*Objective*: Which lines contain the string "icon"? Please list every one of them.

*Exercise material*:
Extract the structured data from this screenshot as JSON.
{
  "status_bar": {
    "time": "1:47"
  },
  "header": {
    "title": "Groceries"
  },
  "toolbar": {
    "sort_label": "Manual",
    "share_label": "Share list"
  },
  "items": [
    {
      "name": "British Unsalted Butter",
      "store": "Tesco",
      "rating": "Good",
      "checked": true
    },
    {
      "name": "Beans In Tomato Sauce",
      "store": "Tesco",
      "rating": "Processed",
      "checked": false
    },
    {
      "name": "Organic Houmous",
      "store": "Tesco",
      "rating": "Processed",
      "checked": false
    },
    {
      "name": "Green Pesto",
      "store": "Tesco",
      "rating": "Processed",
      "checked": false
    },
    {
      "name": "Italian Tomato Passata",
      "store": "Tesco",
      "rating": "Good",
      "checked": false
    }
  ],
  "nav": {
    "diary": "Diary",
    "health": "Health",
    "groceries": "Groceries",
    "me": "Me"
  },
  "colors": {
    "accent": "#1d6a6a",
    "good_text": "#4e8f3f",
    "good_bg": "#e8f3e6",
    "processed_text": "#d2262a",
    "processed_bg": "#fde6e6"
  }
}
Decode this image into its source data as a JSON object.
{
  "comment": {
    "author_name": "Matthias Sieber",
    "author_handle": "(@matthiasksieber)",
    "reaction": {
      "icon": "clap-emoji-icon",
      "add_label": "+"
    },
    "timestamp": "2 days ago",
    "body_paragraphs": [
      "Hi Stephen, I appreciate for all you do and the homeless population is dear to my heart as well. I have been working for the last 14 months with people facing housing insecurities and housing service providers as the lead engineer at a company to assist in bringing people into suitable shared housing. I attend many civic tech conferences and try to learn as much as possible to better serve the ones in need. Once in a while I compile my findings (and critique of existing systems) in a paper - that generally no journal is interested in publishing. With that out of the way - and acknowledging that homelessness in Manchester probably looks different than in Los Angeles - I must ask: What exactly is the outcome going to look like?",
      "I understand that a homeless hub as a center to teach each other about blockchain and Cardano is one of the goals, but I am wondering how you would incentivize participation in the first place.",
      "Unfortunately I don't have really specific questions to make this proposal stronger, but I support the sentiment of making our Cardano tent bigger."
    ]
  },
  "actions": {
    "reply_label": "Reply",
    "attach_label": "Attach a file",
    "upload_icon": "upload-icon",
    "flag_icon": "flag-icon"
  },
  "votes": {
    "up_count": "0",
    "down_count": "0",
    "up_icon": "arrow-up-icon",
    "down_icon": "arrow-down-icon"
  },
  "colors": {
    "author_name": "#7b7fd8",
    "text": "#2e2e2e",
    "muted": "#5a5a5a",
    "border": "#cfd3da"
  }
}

*Response to the task*:
      "icon": "clap-emoji-icon",
    "upload_icon": "upload-icon",
    "flag_icon": "flag-icon"
    "up_icon": "arrow-up-icon",
    "down_icon": "arrow-down-icon"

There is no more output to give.